YOUR TASK | With the pictures omitted, write out the entries that follow exactly as they stand.

Start of ROWS

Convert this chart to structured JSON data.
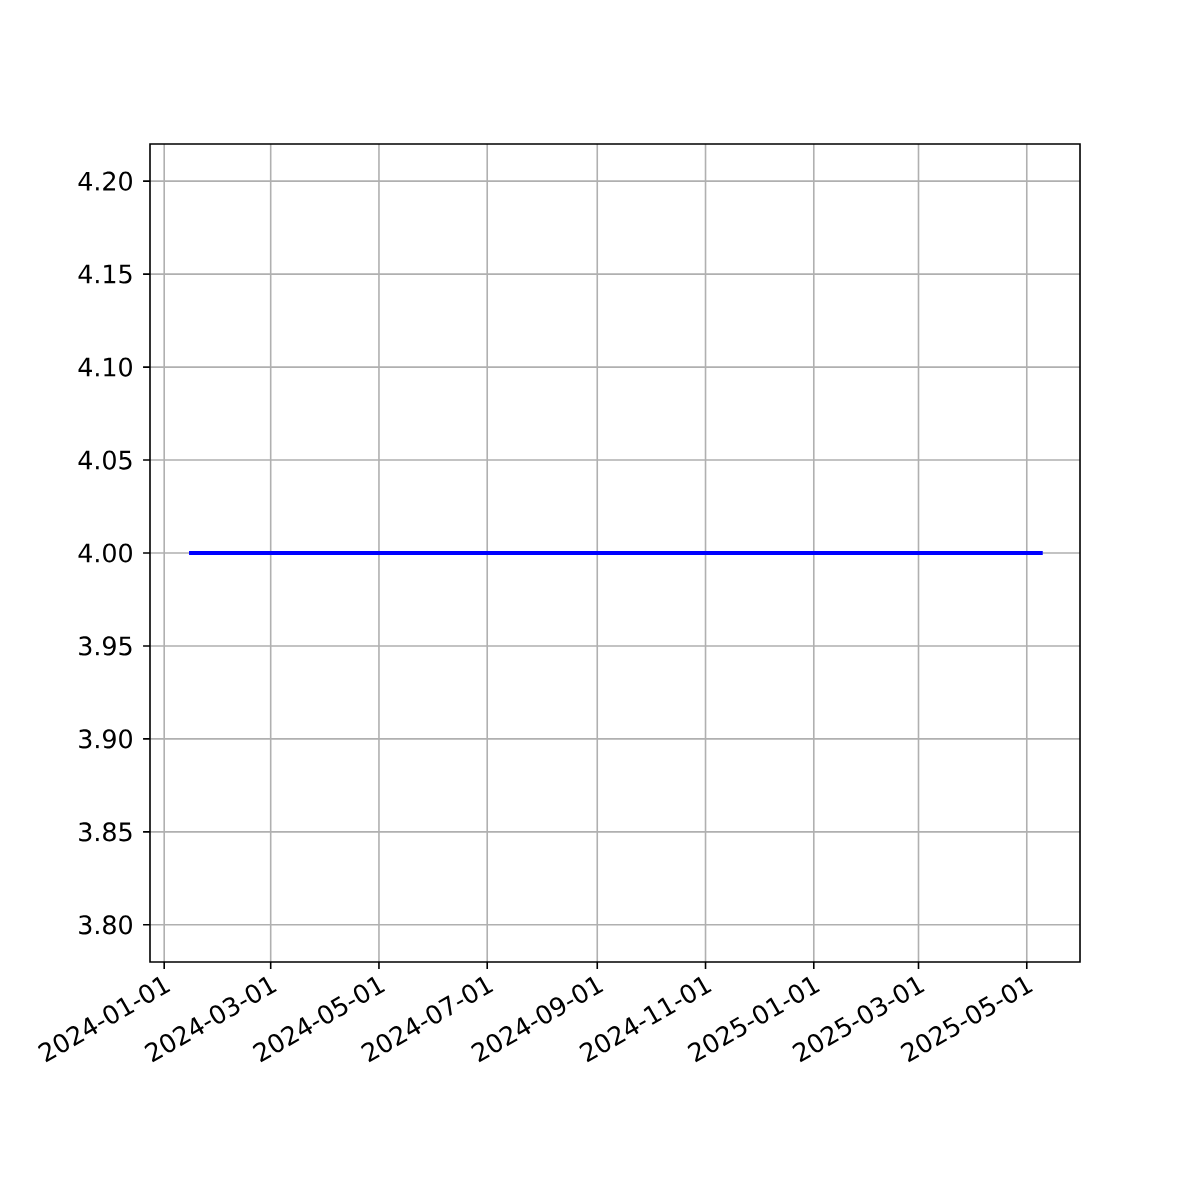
{
  "chart_data": {
    "type": "line",
    "x": [
      "2024-01-15",
      "2025-05-10"
    ],
    "series": [
      {
        "color": "#0000ff",
        "values": [
          4.0,
          4.0
        ]
      }
    ],
    "xlim": [
      "2023-12-24",
      "2025-05-31"
    ],
    "xticks": [
      "2024-01-01",
      "2024-03-01",
      "2024-05-01",
      "2024-07-01",
      "2024-09-01",
      "2024-11-01",
      "2025-01-01",
      "2025-03-01",
      "2025-05-01"
    ],
    "ylim": [
      3.78,
      4.22
    ],
    "yticks": [
      {
        "value": 3.8,
        "label": "3.80"
      },
      {
        "value": 3.85,
        "label": "3.85"
      },
      {
        "value": 3.9,
        "label": "3.90"
      },
      {
        "value": 3.95,
        "label": "3.95"
      },
      {
        "value": 4.0,
        "label": "4.00"
      },
      {
        "value": 4.05,
        "label": "4.05"
      },
      {
        "value": 4.1,
        "label": "4.10"
      },
      {
        "value": 4.15,
        "label": "4.15"
      },
      {
        "value": 4.2,
        "label": "4.20"
      }
    ],
    "grid": true,
    "line_style": "solid"
  }
}
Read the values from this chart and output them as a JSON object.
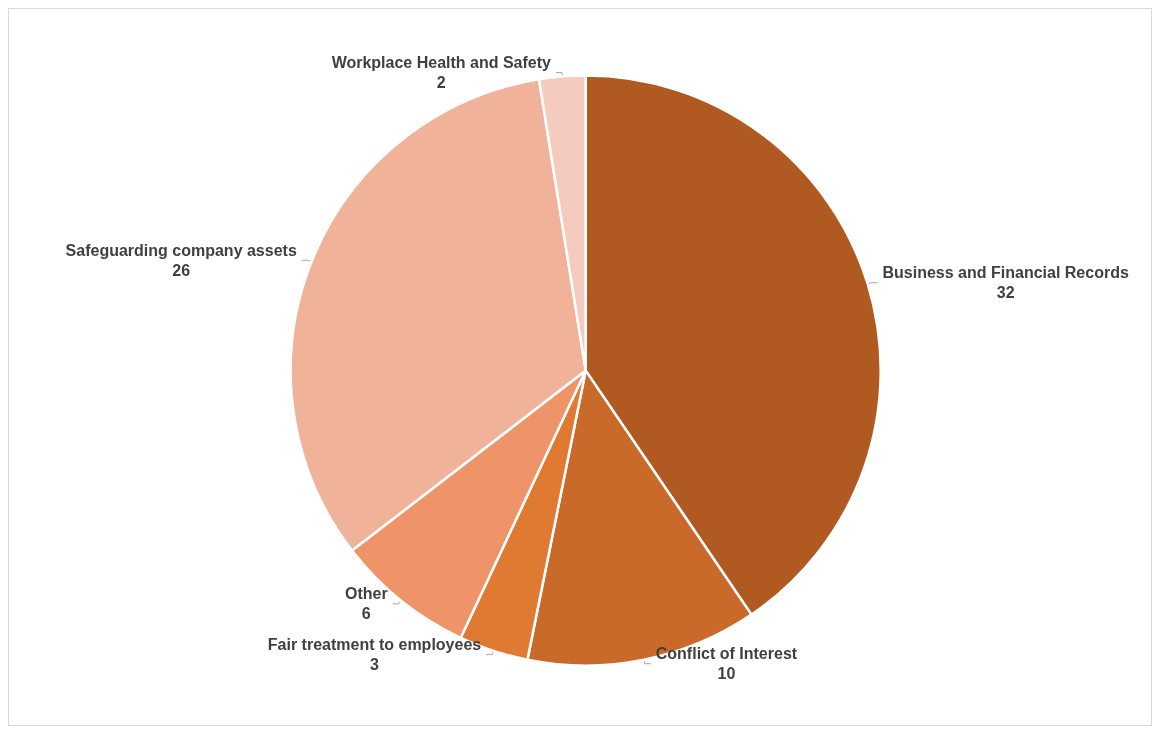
{
  "chart_data": {
    "type": "pie",
    "categories": [
      "Business and Financial Records",
      "Conflict of Interest",
      "Fair treatment to employees",
      "Other",
      "Safeguarding company assets",
      "Workplace Health and Safety"
    ],
    "values": [
      32,
      10,
      3,
      6,
      26,
      2
    ],
    "colors": [
      "#b05a22",
      "#c96a2b",
      "#e07a33",
      "#ee9468",
      "#f1b29a",
      "#f6cbbf"
    ],
    "data_labels": true,
    "legend": false
  }
}
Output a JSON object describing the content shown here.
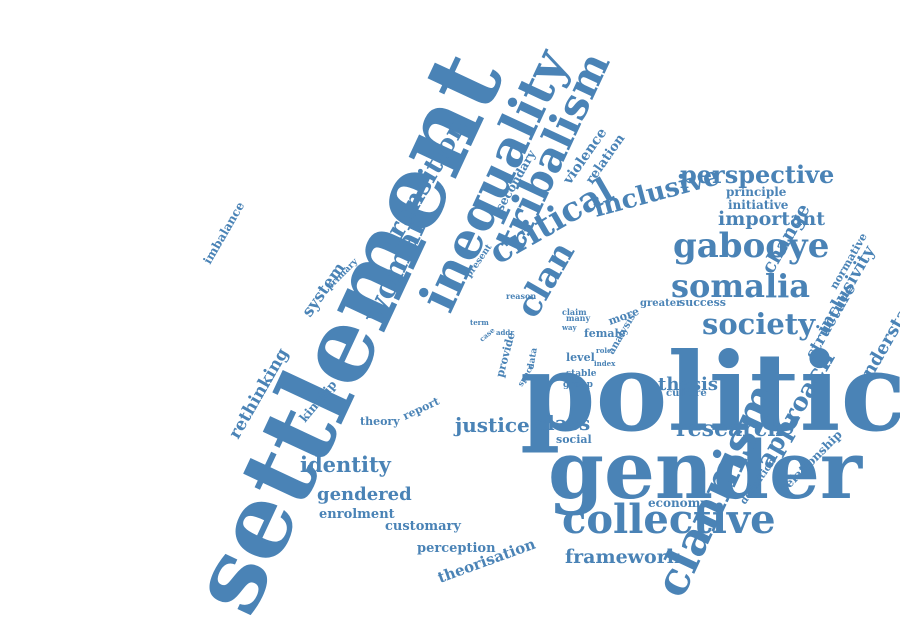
{
  "word_cloud": {
    "color": "#4a83b6",
    "words": [
      "settlement",
      "political",
      "gender",
      "inequality",
      "tribalism",
      "clannism",
      "collective",
      "critical",
      "gabooye",
      "somalia",
      "society",
      "clan",
      "woman",
      "transition",
      "inclusive",
      "perspective",
      "important",
      "approach",
      "research",
      "identity",
      "gendered",
      "justice",
      "class",
      "framework",
      "thesis",
      "structure",
      "inclusivity",
      "understanding",
      "change",
      "system",
      "rethinking",
      "imbalance",
      "enrolment",
      "customary",
      "perception",
      "theorisation",
      "kinship",
      "theory",
      "report",
      "social",
      "economy",
      "relationship",
      "definition",
      "culture",
      "analysis",
      "group",
      "stable",
      "level",
      "female",
      "more",
      "success",
      "greater",
      "claim",
      "many",
      "way",
      "role",
      "index",
      "data",
      "space",
      "provide",
      "term",
      "case",
      "addr",
      "reason",
      "present",
      "primary",
      "secondary",
      "violence",
      "relation",
      "principle",
      "initiative",
      "normative"
    ]
  }
}
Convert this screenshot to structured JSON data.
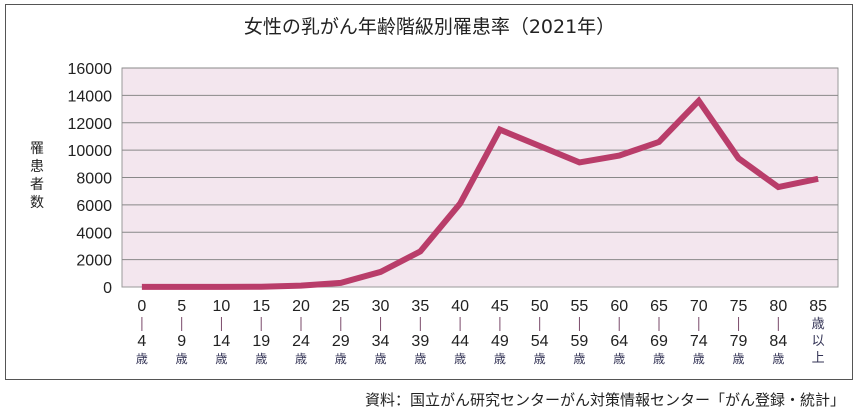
{
  "chart_data": {
    "type": "line",
    "title": "女性の乳がん年齢階級別罹患率（2021年）",
    "ylabel": "罹患者数",
    "xlabel": "",
    "categories": [
      {
        "from": "0",
        "to": "4",
        "unit": "歳"
      },
      {
        "from": "5",
        "to": "9",
        "unit": "歳"
      },
      {
        "from": "10",
        "to": "14",
        "unit": "歳"
      },
      {
        "from": "15",
        "to": "19",
        "unit": "歳"
      },
      {
        "from": "20",
        "to": "24",
        "unit": "歳"
      },
      {
        "from": "25",
        "to": "29",
        "unit": "歳"
      },
      {
        "from": "30",
        "to": "34",
        "unit": "歳"
      },
      {
        "from": "35",
        "to": "39",
        "unit": "歳"
      },
      {
        "from": "40",
        "to": "44",
        "unit": "歳"
      },
      {
        "from": "45",
        "to": "49",
        "unit": "歳"
      },
      {
        "from": "50",
        "to": "54",
        "unit": "歳"
      },
      {
        "from": "55",
        "to": "59",
        "unit": "歳"
      },
      {
        "from": "60",
        "to": "64",
        "unit": "歳"
      },
      {
        "from": "65",
        "to": "69",
        "unit": "歳"
      },
      {
        "from": "70",
        "to": "74",
        "unit": "歳"
      },
      {
        "from": "75",
        "to": "79",
        "unit": "歳"
      },
      {
        "from": "80",
        "to": "84",
        "unit": "歳"
      },
      {
        "from": "85",
        "to": "",
        "unit": "歳以上"
      }
    ],
    "series": [
      {
        "name": "罹患者数",
        "color": "#b93d6a",
        "values": [
          10,
          10,
          10,
          20,
          100,
          300,
          1100,
          2600,
          6100,
          11500,
          10300,
          9100,
          9600,
          10600,
          13600,
          9400,
          7300,
          7900
        ]
      }
    ],
    "ylim": [
      0,
      16000
    ],
    "yticks": [
      "0",
      "2000",
      "4000",
      "6000",
      "8000",
      "10000",
      "12000",
      "14000",
      "16000"
    ],
    "grid": true,
    "plot_bg": "#f3e6ee"
  },
  "source": "資料：国立がん研究センターがん対策情報センター「がん登録・統計」"
}
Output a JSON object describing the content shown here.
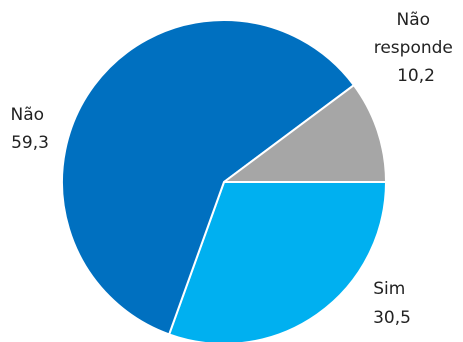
{
  "chart_data": {
    "type": "pie",
    "title": "",
    "slices": [
      {
        "name": "Sim",
        "value": 30.5,
        "value_label": "30,5",
        "color": "#00B0F0"
      },
      {
        "name": "Não",
        "value": 59.3,
        "value_label": "59,3",
        "color": "#0070C0"
      },
      {
        "name": "Não responde",
        "name_lines": [
          "Não",
          "responde"
        ],
        "value": 10.2,
        "value_label": "10,2",
        "color": "#A6A6A6"
      }
    ],
    "start": "right",
    "direction": "clockwise",
    "legend": "none",
    "separator_color": "#ffffff"
  }
}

End of ROWS

RESULT OF THE EXERCISE |
Convert this chart to structured JSON data.
{
  "chart_data": {
    "type": "line",
    "x": [
      "2024-01-15",
      "2025-05-10"
    ],
    "series": [
      {
        "color": "#0000ff",
        "values": [
          4.0,
          4.0
        ]
      }
    ],
    "xlim": [
      "2023-12-24",
      "2025-05-31"
    ],
    "xticks": [
      "2024-01-01",
      "2024-03-01",
      "2024-05-01",
      "2024-07-01",
      "2024-09-01",
      "2024-11-01",
      "2025-01-01",
      "2025-03-01",
      "2025-05-01"
    ],
    "ylim": [
      3.78,
      4.22
    ],
    "yticks": [
      {
        "value": 3.8,
        "label": "3.80"
      },
      {
        "value": 3.85,
        "label": "3.85"
      },
      {
        "value": 3.9,
        "label": "3.90"
      },
      {
        "value": 3.95,
        "label": "3.95"
      },
      {
        "value": 4.0,
        "label": "4.00"
      },
      {
        "value": 4.05,
        "label": "4.05"
      },
      {
        "value": 4.1,
        "label": "4.10"
      },
      {
        "value": 4.15,
        "label": "4.15"
      },
      {
        "value": 4.2,
        "label": "4.20"
      }
    ],
    "grid": true,
    "line_style": "solid"
  }
}
Read the values from this chart and output them as a JSON object.
{
  "chart_data": {
    "type": "pie",
    "categories": [
      "Business and Financial Records",
      "Conflict of Interest",
      "Fair treatment to employees",
      "Other",
      "Safeguarding company assets",
      "Workplace Health and Safety"
    ],
    "values": [
      32,
      10,
      3,
      6,
      26,
      2
    ],
    "colors": [
      "#b05a22",
      "#c96a2b",
      "#e07a33",
      "#ee9468",
      "#f1b29a",
      "#f6cbbf"
    ],
    "data_labels": true,
    "legend": false
  }
}
Output a JSON object describing the content shown here.
{
  "word_cloud": {
    "color": "#4a83b6",
    "words": [
      "settlement",
      "political",
      "gender",
      "inequality",
      "tribalism",
      "clannism",
      "collective",
      "critical",
      "gabooye",
      "somalia",
      "society",
      "clan",
      "woman",
      "transition",
      "inclusive",
      "perspective",
      "important",
      "approach",
      "research",
      "identity",
      "gendered",
      "justice",
      "class",
      "framework",
      "thesis",
      "structure",
      "inclusivity",
      "understanding",
      "change",
      "system",
      "rethinking",
      "imbalance",
      "enrolment",
      "customary",
      "perception",
      "theorisation",
      "kinship",
      "theory",
      "report",
      "social",
      "economy",
      "relationship",
      "definition",
      "culture",
      "analysis",
      "group",
      "stable",
      "level",
      "female",
      "more",
      "success",
      "greater",
      "claim",
      "many",
      "way",
      "role",
      "index",
      "data",
      "space",
      "provide",
      "term",
      "case",
      "addr",
      "reason",
      "present",
      "primary",
      "secondary",
      "violence",
      "relation",
      "principle",
      "initiative",
      "normative"
    ]
  }
}
Convert this screenshot to structured JSON data.
{
  "chart_data": {
    "type": "line",
    "title": "女性の乳がん年齢階級別罹患率（2021年）",
    "ylabel": "罹患者数",
    "xlabel": "",
    "categories": [
      {
        "from": "0",
        "to": "4",
        "unit": "歳"
      },
      {
        "from": "5",
        "to": "9",
        "unit": "歳"
      },
      {
        "from": "10",
        "to": "14",
        "unit": "歳"
      },
      {
        "from": "15",
        "to": "19",
        "unit": "歳"
      },
      {
        "from": "20",
        "to": "24",
        "unit": "歳"
      },
      {
        "from": "25",
        "to": "29",
        "unit": "歳"
      },
      {
        "from": "30",
        "to": "34",
        "unit": "歳"
      },
      {
        "from": "35",
        "to": "39",
        "unit": "歳"
      },
      {
        "from": "40",
        "to": "44",
        "unit": "歳"
      },
      {
        "from": "45",
        "to": "49",
        "unit": "歳"
      },
      {
        "from": "50",
        "to": "54",
        "unit": "歳"
      },
      {
        "from": "55",
        "to": "59",
        "unit": "歳"
      },
      {
        "from": "60",
        "to": "64",
        "unit": "歳"
      },
      {
        "from": "65",
        "to": "69",
        "unit": "歳"
      },
      {
        "from": "70",
        "to": "74",
        "unit": "歳"
      },
      {
        "from": "75",
        "to": "79",
        "unit": "歳"
      },
      {
        "from": "80",
        "to": "84",
        "unit": "歳"
      },
      {
        "from": "85",
        "to": "",
        "unit": "歳以上"
      }
    ],
    "series": [
      {
        "name": "罹患者数",
        "color": "#b93d6a",
        "values": [
          10,
          10,
          10,
          20,
          100,
          300,
          1100,
          2600,
          6100,
          11500,
          10300,
          9100,
          9600,
          10600,
          13600,
          9400,
          7300,
          7900
        ]
      }
    ],
    "ylim": [
      0,
      16000
    ],
    "yticks": [
      "0",
      "2000",
      "4000",
      "6000",
      "8000",
      "10000",
      "12000",
      "14000",
      "16000"
    ],
    "grid": true,
    "plot_bg": "#f3e6ee"
  },
  "source": "資料：国立がん研究センターがん対策情報センター「がん登録・統計」"
}
Output a JSON object describing the content shown here.
{
  "chart_data": {
    "type": "pie",
    "title": "",
    "slices": [
      {
        "name": "Sim",
        "value": 30.5,
        "value_label": "30,5",
        "color": "#00B0F0"
      },
      {
        "name": "Não",
        "value": 59.3,
        "value_label": "59,3",
        "color": "#0070C0"
      },
      {
        "name": "Não responde",
        "name_lines": [
          "Não",
          "responde"
        ],
        "value": 10.2,
        "value_label": "10,2",
        "color": "#A6A6A6"
      }
    ],
    "start": "right",
    "direction": "clockwise",
    "legend": "none",
    "separator_color": "#ffffff"
  }
}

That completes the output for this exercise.